_OBJECTIVE_
Scan the entries below and extract each line with the word "Montant" in it.

Records contained in a dataset

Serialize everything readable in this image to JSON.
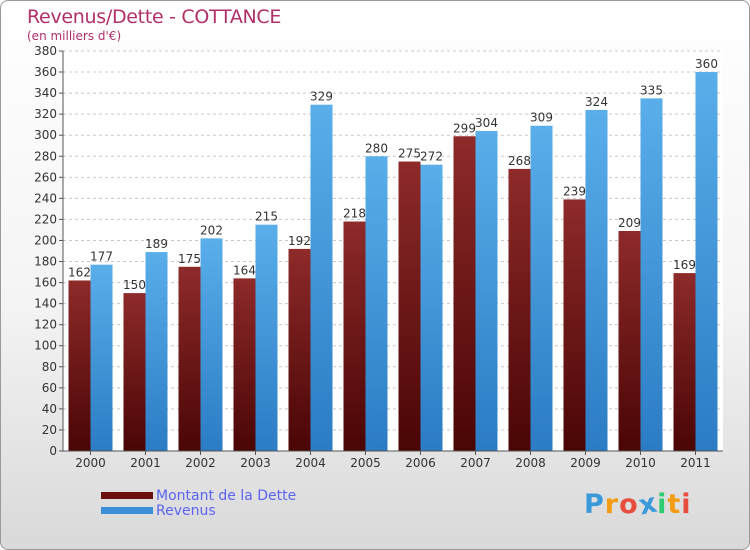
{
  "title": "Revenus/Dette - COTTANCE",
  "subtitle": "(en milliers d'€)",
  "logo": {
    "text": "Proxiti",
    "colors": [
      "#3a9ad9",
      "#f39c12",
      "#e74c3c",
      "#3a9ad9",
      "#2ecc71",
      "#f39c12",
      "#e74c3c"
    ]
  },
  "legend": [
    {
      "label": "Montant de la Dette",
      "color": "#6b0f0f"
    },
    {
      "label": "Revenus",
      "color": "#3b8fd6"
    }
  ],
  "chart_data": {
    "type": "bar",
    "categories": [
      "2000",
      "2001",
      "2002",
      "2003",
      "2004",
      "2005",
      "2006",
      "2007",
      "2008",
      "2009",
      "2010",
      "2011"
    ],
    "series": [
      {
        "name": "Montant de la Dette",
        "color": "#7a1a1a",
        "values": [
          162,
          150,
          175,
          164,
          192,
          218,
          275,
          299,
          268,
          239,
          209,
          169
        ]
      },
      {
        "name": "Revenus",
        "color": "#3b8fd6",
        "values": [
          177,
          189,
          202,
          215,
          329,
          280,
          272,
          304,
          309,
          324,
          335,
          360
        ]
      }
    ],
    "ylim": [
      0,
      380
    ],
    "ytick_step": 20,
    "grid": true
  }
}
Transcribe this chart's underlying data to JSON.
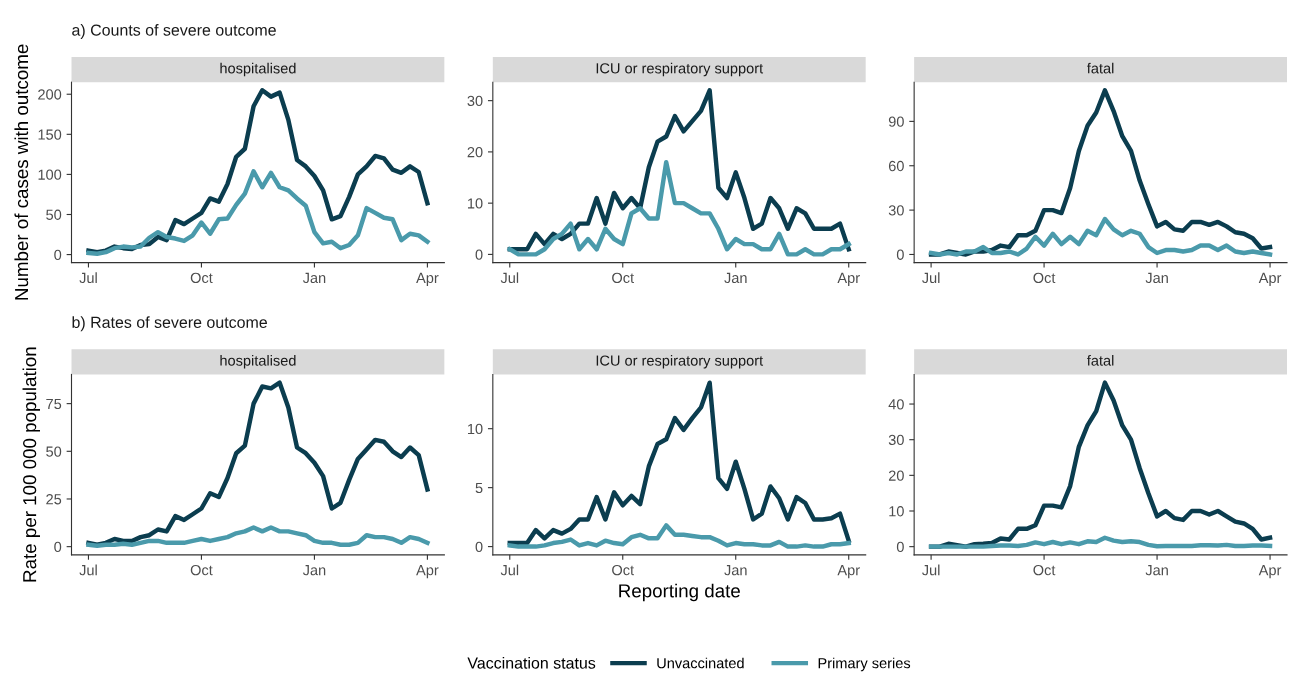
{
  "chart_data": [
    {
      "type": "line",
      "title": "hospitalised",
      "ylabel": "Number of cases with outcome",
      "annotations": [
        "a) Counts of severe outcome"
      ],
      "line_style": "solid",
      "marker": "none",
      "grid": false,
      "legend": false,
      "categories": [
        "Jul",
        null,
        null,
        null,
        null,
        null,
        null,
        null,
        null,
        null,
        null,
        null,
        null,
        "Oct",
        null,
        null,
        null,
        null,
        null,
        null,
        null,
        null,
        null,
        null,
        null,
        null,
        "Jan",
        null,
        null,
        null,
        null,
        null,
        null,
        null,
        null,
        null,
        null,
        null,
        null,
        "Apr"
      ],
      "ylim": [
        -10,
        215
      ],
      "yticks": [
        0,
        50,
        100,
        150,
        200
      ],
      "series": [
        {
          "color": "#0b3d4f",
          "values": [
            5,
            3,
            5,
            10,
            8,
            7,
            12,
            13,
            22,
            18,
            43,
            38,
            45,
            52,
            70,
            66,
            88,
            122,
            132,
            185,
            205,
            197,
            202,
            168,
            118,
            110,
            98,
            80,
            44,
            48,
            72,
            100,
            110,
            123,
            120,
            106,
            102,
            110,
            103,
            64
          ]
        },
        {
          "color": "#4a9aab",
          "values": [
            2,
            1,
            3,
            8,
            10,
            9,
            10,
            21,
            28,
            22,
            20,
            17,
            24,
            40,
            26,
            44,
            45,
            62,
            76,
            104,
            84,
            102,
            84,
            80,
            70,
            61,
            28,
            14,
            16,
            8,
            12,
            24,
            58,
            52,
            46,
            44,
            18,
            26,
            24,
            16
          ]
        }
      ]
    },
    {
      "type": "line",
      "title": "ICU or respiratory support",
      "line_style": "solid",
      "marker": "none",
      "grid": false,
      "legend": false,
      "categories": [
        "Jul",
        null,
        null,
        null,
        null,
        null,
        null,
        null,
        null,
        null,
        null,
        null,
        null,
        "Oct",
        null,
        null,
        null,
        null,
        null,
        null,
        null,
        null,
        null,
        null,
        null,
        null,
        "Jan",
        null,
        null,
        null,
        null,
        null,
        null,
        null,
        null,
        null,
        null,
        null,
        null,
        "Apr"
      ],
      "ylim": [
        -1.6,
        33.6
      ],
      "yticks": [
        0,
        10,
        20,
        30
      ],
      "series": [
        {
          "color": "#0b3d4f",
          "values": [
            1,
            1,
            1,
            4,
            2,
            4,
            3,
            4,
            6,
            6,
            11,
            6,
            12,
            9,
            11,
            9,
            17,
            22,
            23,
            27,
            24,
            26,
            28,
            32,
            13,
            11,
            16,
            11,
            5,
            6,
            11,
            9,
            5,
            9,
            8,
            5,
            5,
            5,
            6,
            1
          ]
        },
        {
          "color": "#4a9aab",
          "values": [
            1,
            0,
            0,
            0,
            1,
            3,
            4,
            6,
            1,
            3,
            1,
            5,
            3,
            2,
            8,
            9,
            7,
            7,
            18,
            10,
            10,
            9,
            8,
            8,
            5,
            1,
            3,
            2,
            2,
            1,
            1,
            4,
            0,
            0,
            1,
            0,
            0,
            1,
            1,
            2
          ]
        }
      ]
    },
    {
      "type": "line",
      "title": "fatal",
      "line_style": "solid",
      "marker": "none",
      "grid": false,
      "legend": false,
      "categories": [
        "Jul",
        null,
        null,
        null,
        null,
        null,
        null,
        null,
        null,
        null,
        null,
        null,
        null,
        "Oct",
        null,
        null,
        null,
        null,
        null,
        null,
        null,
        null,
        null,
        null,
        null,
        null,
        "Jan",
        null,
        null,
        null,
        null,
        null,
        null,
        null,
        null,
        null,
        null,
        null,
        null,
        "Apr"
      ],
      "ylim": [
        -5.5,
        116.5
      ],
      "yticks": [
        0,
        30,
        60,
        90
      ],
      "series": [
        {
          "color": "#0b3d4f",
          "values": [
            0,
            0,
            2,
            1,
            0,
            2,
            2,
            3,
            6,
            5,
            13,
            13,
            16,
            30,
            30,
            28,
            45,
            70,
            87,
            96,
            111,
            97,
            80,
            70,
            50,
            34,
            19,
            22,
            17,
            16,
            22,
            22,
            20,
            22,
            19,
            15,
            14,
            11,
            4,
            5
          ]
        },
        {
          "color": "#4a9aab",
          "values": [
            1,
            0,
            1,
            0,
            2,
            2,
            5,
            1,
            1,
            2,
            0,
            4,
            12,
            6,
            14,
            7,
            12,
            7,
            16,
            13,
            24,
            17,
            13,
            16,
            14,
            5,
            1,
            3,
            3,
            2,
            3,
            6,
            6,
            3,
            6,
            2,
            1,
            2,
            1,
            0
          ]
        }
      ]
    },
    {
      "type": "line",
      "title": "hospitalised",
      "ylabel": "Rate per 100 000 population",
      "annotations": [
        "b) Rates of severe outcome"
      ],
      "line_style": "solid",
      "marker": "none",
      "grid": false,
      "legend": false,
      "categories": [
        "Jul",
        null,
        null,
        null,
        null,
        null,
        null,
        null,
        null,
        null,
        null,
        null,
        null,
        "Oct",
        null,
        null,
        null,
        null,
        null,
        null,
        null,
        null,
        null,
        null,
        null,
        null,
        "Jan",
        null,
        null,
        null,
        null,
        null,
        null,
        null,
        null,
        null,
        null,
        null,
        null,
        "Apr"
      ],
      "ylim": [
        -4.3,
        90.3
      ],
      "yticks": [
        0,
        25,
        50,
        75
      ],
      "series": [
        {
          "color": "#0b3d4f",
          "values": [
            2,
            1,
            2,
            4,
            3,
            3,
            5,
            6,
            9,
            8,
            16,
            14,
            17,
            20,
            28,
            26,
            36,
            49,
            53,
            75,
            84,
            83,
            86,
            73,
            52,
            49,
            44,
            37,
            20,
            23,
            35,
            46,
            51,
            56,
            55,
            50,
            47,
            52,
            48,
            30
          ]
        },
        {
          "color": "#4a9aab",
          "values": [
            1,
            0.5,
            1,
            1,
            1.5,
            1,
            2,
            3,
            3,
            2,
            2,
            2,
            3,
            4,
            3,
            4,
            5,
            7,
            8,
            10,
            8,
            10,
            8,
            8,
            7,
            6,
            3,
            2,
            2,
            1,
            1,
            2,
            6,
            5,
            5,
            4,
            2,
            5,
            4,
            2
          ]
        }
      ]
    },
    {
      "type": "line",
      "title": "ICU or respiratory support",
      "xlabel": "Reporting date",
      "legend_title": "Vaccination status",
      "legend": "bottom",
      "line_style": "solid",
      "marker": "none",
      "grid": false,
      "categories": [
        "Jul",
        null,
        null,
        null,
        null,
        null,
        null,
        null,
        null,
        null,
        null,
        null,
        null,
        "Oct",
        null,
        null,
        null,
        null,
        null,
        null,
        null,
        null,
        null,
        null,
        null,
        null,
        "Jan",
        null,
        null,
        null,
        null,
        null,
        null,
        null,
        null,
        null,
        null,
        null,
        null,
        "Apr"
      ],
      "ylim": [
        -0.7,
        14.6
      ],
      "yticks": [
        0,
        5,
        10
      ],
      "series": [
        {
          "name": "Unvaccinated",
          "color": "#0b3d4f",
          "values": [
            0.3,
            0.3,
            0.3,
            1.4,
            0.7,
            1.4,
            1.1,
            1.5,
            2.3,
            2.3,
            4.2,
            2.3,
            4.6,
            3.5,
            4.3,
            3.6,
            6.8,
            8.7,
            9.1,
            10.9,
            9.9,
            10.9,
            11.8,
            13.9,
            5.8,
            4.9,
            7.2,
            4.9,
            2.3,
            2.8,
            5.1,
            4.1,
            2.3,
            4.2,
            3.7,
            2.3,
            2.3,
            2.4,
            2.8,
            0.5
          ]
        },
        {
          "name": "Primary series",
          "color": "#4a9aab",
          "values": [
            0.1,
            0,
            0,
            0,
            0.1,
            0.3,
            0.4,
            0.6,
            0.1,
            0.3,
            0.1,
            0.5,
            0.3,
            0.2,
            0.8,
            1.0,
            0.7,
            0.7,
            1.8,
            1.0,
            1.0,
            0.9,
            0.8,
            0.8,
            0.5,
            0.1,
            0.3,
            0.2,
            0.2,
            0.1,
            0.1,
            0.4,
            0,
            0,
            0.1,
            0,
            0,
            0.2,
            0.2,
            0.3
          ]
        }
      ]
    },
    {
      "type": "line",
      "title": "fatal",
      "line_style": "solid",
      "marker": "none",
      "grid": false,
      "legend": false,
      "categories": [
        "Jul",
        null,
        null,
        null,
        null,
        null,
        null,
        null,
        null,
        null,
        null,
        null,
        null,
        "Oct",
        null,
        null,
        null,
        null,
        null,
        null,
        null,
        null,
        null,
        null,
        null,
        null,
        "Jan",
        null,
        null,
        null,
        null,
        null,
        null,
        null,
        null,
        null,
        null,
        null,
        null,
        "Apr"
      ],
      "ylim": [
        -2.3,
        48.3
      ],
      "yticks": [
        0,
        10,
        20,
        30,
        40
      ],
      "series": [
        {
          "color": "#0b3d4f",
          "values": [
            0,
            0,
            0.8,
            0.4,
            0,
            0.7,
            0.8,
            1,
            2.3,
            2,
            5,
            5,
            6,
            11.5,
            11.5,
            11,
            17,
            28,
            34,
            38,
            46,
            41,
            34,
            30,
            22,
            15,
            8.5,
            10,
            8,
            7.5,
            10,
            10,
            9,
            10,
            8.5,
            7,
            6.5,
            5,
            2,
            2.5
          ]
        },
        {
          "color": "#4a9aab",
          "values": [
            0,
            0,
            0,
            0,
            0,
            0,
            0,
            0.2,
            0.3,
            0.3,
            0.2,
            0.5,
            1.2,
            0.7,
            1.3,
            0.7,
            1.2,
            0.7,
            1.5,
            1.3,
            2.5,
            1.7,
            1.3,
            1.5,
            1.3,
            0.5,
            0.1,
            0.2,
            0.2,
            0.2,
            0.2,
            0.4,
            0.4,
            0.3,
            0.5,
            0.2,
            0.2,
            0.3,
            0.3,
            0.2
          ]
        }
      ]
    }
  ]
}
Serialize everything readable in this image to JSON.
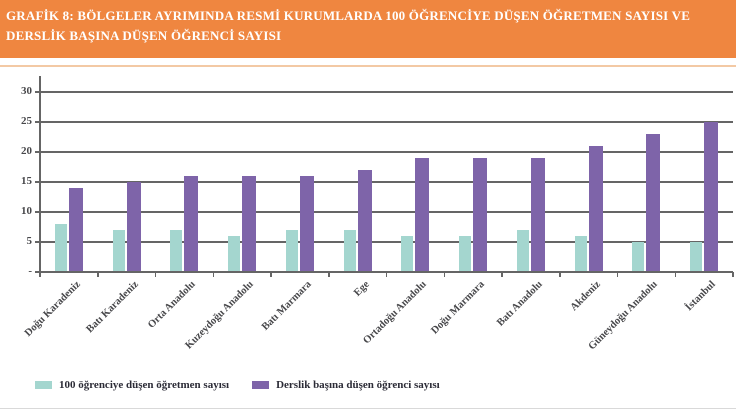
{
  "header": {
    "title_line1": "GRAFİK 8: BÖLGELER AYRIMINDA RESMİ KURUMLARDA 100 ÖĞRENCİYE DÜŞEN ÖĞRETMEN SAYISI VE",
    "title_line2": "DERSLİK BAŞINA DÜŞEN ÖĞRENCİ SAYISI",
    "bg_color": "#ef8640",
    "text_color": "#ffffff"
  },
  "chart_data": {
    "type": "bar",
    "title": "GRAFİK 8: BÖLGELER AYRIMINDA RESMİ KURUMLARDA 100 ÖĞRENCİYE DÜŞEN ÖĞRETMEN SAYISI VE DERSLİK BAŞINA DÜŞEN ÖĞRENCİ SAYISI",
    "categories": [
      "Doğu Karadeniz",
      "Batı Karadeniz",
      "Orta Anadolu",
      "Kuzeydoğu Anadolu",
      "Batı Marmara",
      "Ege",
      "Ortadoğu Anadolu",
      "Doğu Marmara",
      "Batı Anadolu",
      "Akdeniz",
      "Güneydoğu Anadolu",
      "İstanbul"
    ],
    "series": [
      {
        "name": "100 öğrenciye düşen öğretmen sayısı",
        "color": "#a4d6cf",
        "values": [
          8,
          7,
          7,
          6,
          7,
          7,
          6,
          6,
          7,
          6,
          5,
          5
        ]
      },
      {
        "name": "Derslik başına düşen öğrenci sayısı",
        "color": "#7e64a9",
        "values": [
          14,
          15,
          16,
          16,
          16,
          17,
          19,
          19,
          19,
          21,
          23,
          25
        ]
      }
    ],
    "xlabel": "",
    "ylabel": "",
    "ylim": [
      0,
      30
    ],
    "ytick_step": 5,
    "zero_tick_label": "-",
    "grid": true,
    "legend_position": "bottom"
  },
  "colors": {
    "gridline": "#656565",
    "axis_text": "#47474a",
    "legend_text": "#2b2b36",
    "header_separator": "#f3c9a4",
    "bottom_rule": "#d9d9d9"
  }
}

_SOLUTION FOR THIS TASK_
      "label": "Montant de la Dette",
        "name": "Montant de la Dette",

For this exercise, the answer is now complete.